▸ **GOAL OF THE EXERCISE**
Work out how many lines in the listing below include the word "name"; answer with the number alone.

▸ **DATA TO PROCESS**
++++++++
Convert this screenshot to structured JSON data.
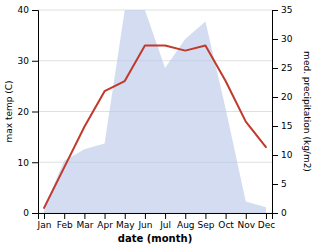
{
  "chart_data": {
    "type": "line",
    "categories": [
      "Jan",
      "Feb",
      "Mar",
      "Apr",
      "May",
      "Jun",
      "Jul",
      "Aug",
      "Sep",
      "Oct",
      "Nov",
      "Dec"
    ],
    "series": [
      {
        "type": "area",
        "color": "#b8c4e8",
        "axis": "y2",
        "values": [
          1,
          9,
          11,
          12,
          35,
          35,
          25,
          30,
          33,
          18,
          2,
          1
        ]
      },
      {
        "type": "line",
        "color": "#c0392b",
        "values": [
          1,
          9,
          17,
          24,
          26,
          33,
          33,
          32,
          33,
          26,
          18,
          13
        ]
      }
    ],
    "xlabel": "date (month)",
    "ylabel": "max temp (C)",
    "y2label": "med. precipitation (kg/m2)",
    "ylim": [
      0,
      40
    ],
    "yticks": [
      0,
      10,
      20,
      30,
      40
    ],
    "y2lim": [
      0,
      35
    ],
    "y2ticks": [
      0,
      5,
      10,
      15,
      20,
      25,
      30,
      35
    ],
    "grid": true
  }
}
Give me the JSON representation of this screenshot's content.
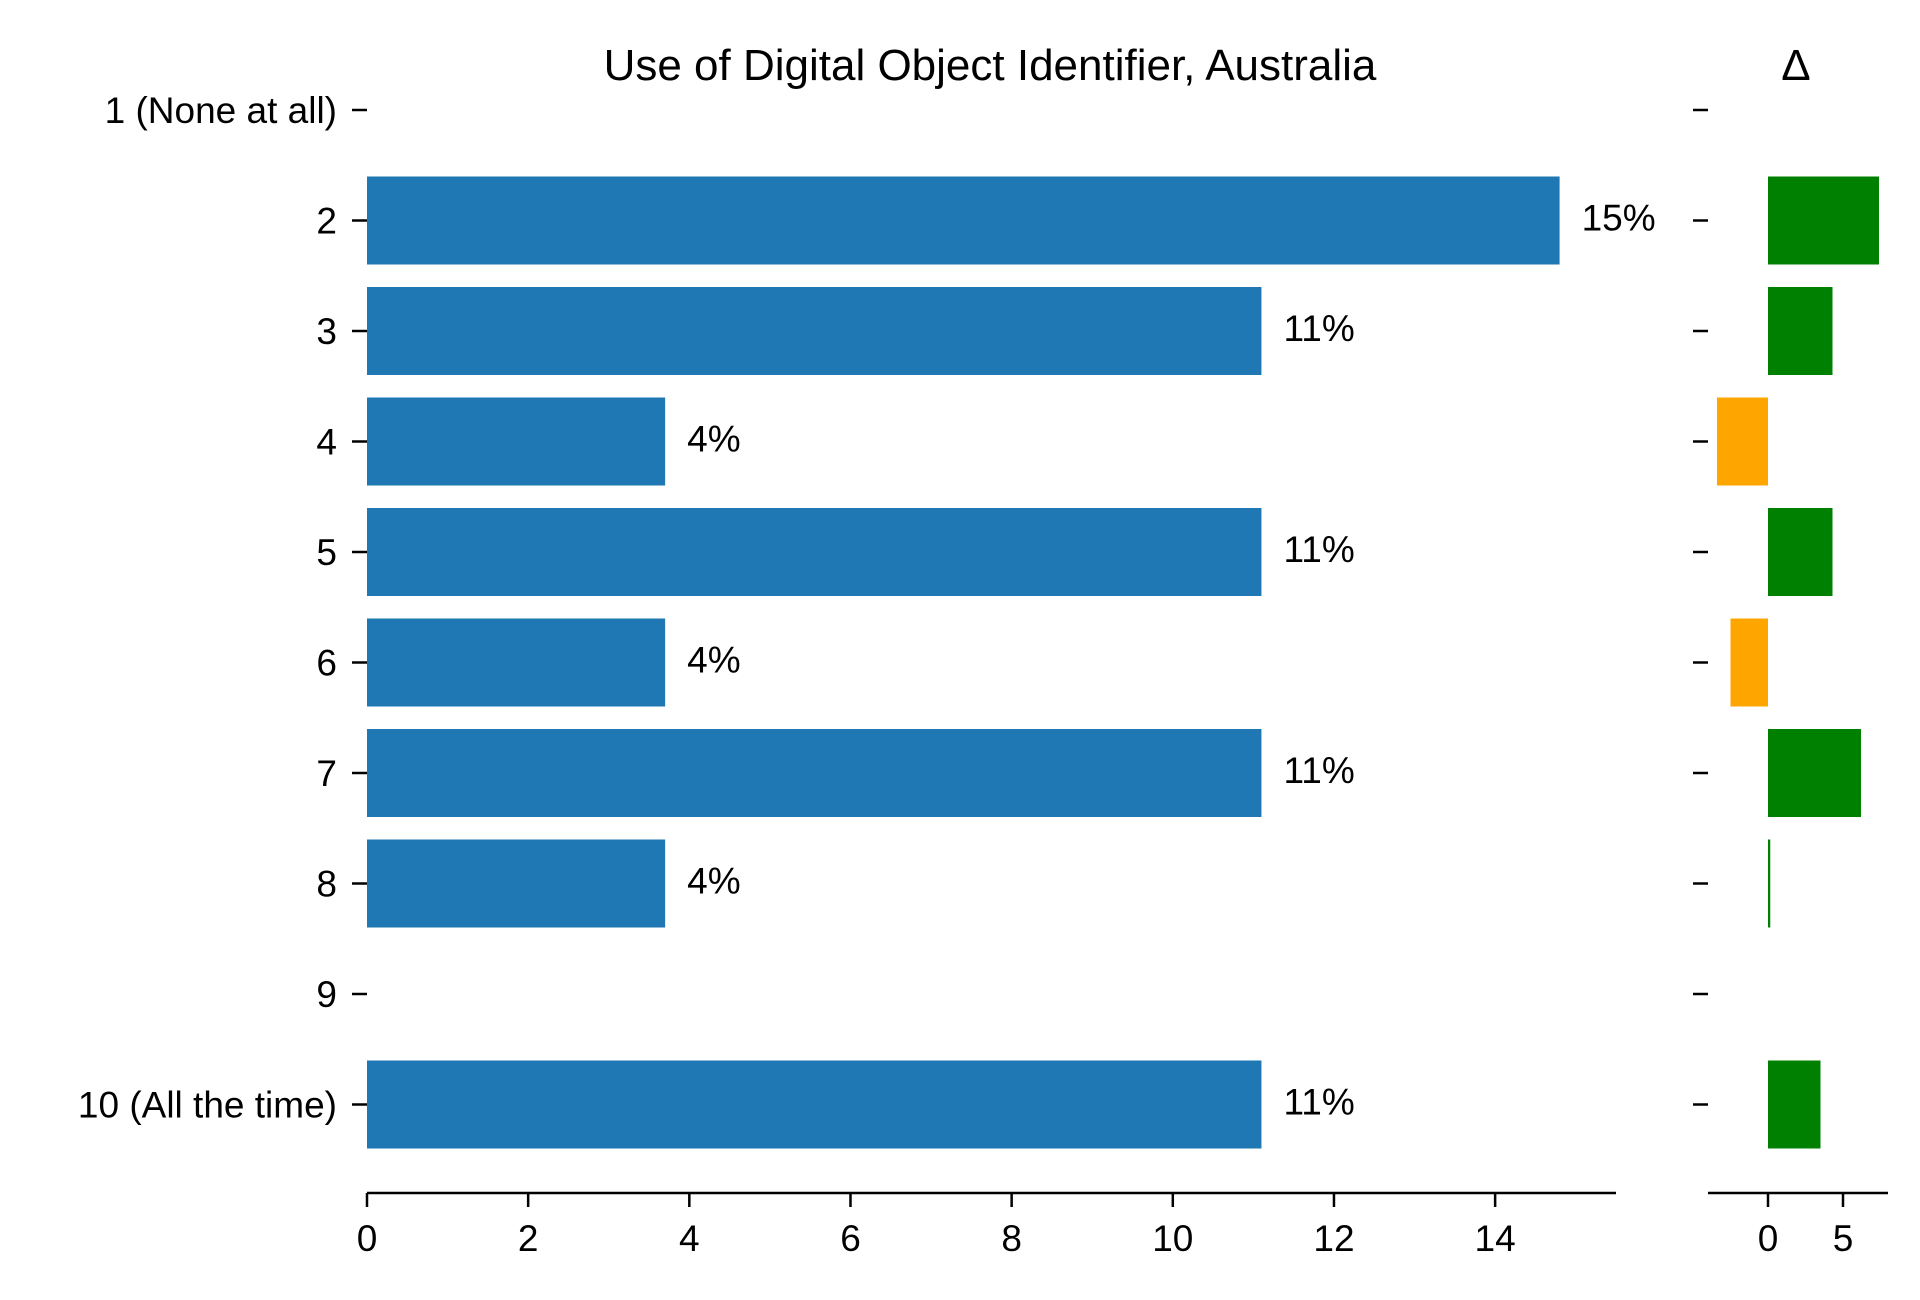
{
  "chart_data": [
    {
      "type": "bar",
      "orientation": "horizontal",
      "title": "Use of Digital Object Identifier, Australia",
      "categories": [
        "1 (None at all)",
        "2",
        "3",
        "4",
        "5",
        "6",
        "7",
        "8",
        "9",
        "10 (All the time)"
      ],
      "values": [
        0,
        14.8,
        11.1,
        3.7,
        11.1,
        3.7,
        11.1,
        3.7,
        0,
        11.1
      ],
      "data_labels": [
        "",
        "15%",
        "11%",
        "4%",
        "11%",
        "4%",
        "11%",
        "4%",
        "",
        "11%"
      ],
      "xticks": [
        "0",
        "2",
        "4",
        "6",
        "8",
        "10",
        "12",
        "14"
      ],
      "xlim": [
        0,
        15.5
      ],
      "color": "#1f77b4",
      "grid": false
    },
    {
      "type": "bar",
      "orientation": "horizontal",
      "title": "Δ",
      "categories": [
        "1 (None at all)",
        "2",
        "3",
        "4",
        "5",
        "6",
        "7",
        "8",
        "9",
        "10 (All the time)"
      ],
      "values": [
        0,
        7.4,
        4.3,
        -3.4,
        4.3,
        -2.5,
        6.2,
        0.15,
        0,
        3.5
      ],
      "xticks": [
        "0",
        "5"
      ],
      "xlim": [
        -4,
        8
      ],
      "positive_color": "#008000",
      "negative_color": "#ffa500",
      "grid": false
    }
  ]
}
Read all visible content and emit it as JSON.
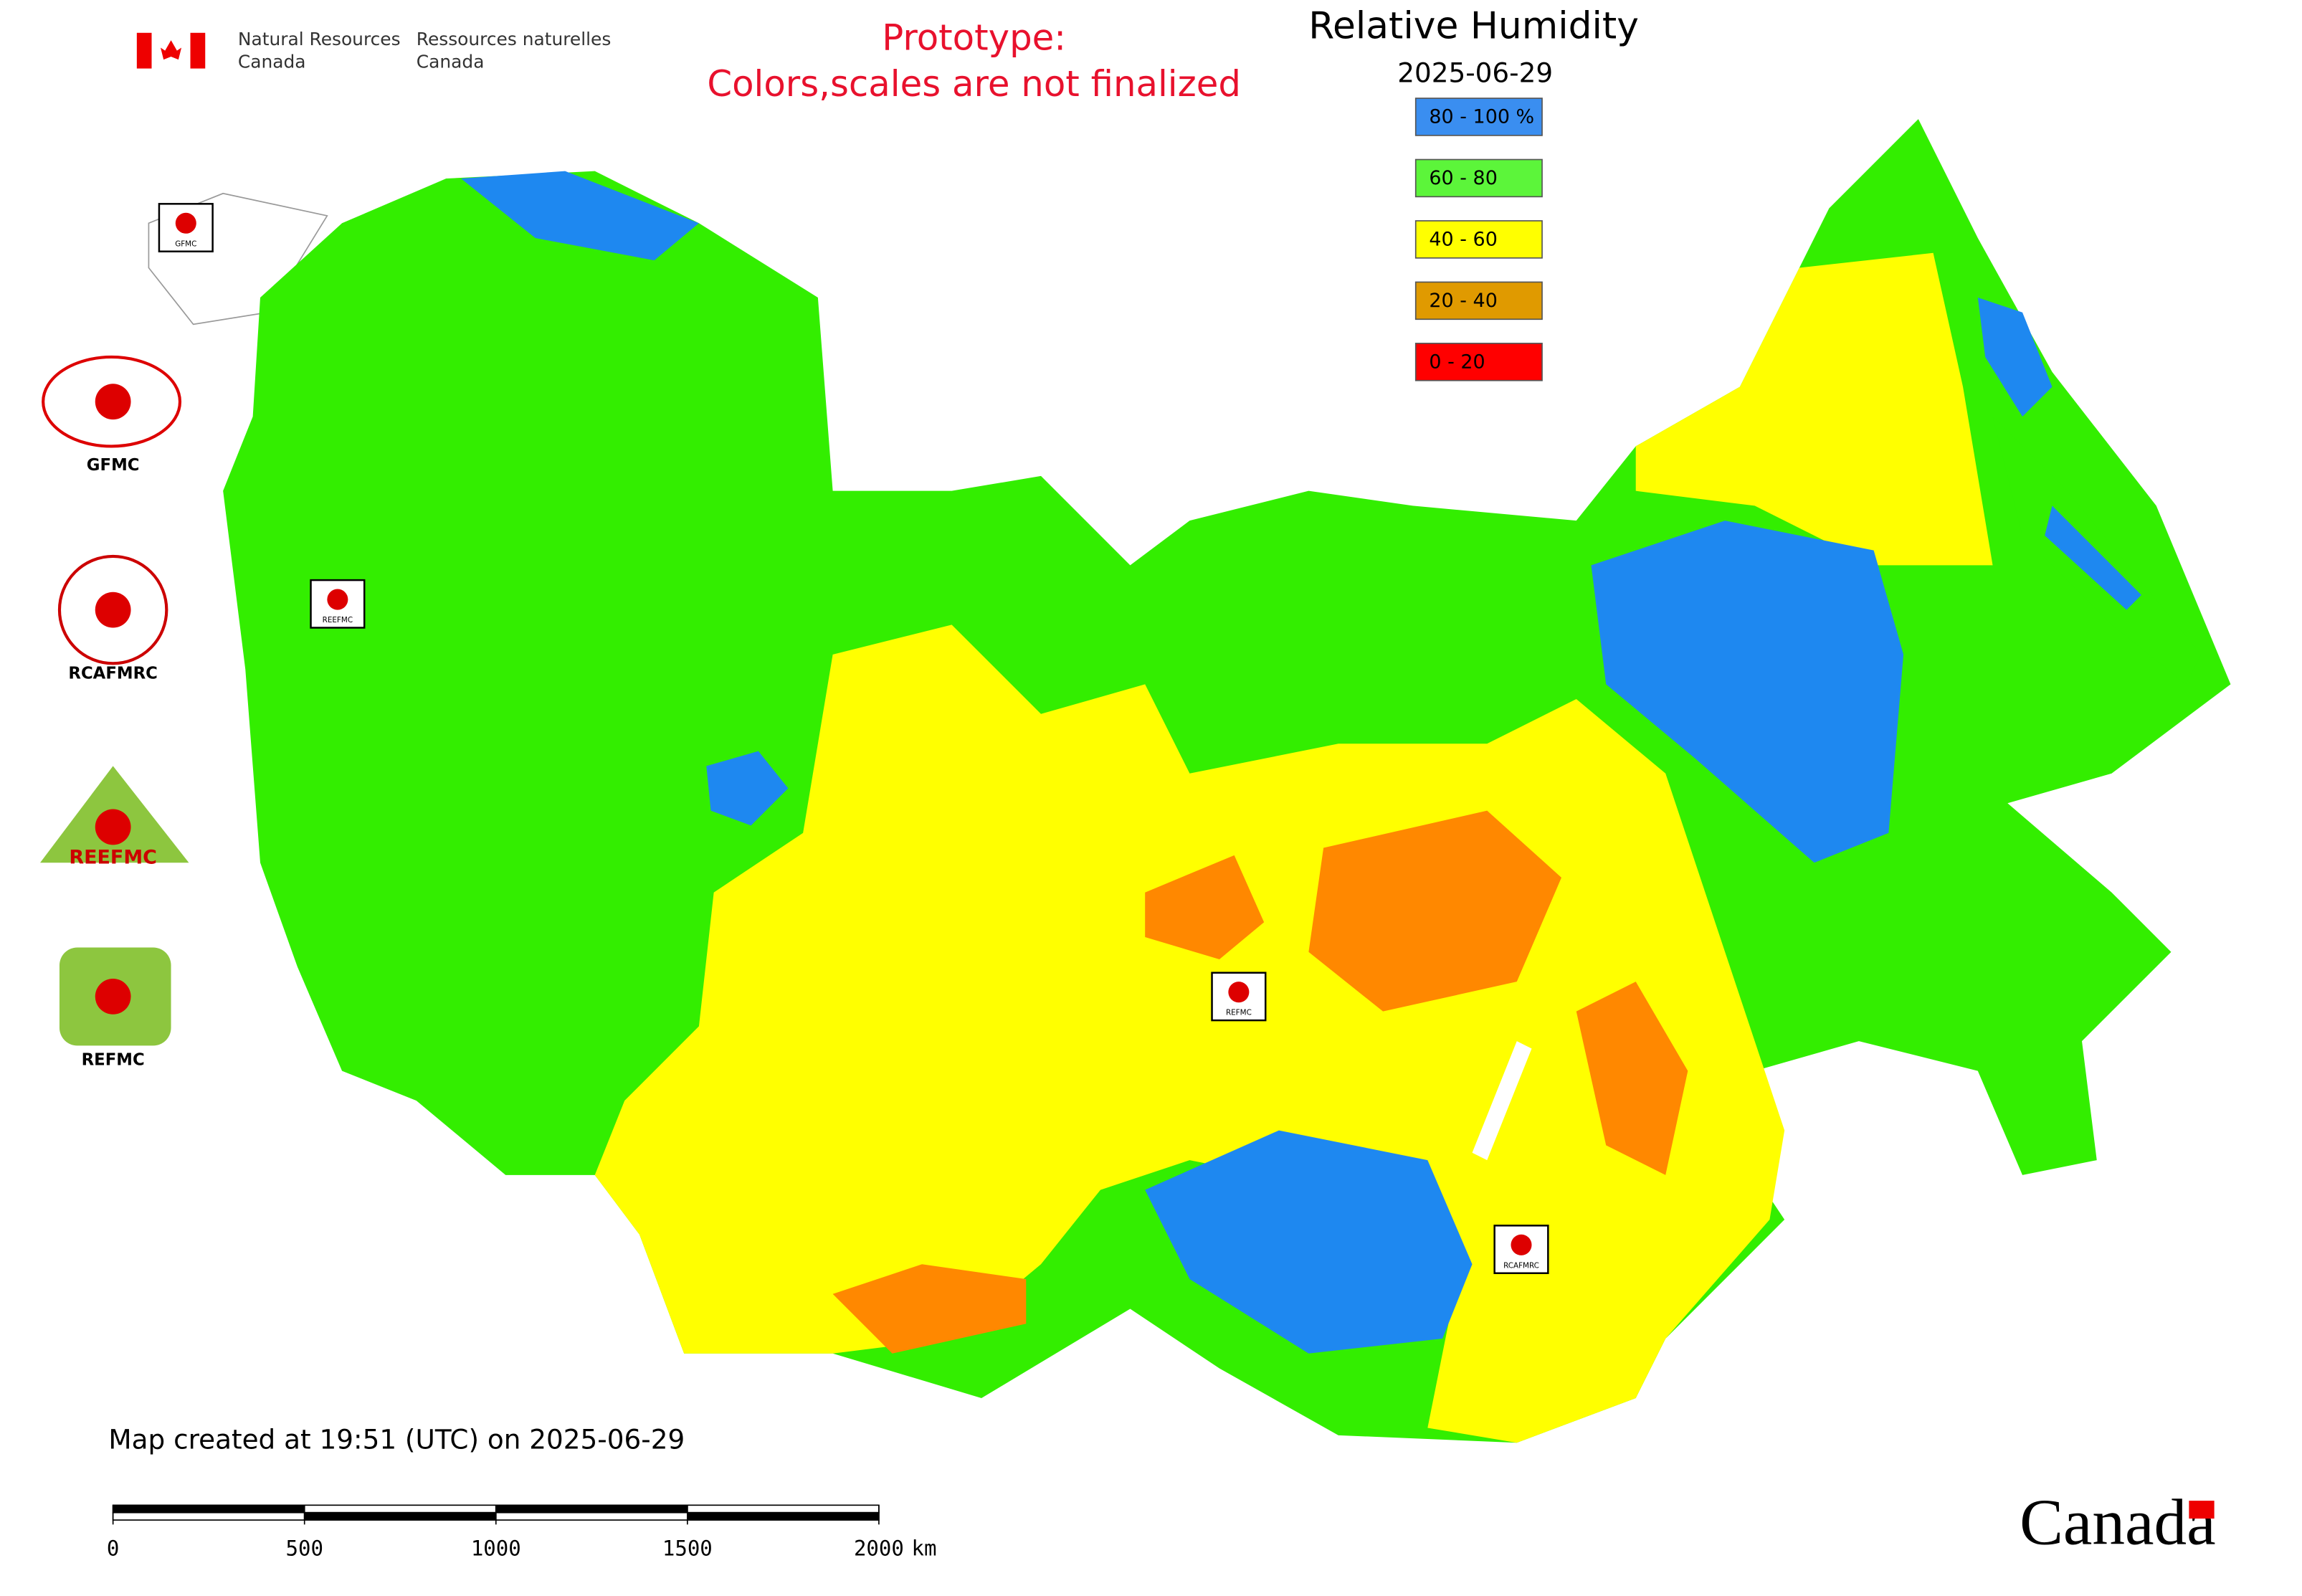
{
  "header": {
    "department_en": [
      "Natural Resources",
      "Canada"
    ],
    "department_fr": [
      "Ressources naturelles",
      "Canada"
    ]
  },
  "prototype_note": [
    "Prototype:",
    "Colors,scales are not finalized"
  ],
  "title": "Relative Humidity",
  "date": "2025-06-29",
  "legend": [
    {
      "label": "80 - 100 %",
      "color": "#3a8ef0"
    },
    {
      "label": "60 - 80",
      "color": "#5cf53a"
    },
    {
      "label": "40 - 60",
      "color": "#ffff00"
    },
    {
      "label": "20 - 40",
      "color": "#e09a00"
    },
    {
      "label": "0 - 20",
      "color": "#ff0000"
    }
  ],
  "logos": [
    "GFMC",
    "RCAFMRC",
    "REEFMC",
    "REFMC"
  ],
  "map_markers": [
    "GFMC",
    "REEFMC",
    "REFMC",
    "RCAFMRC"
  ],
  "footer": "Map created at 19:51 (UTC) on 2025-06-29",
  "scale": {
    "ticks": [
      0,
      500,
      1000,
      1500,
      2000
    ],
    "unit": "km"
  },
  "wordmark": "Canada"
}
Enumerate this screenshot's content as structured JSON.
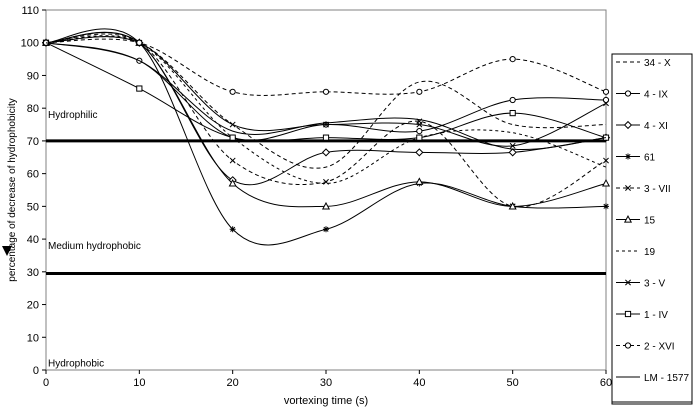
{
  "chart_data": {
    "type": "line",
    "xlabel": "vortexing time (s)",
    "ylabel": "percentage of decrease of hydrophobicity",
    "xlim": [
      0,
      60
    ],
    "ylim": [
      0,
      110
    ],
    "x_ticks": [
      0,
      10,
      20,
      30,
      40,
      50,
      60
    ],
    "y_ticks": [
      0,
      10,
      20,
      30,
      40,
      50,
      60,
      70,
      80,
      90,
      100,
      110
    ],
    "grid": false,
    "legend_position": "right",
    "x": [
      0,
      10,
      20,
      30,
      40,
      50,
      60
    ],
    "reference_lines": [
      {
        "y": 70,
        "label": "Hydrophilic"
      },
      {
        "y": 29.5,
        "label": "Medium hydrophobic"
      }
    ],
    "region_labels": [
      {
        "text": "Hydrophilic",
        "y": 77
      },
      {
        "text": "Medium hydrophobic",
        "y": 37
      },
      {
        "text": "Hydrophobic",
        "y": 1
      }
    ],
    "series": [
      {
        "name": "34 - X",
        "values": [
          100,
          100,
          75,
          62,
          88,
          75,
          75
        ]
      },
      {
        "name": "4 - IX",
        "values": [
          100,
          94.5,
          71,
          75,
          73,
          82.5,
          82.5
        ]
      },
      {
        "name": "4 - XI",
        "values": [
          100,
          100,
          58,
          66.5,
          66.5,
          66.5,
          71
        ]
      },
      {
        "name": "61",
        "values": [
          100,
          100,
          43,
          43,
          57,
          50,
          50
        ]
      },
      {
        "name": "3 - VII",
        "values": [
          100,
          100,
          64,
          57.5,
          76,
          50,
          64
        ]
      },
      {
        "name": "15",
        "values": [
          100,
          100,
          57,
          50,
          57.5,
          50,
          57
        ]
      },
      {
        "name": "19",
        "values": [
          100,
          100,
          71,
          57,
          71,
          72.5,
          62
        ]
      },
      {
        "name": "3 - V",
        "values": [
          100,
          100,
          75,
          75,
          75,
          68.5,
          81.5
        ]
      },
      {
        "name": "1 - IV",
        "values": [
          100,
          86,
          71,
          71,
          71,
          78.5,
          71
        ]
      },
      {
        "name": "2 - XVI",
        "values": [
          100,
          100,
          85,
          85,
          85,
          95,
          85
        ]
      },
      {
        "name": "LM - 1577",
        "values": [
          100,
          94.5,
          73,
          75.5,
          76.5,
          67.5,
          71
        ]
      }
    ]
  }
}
++++++++
▸ **TASK RESPONSE**
11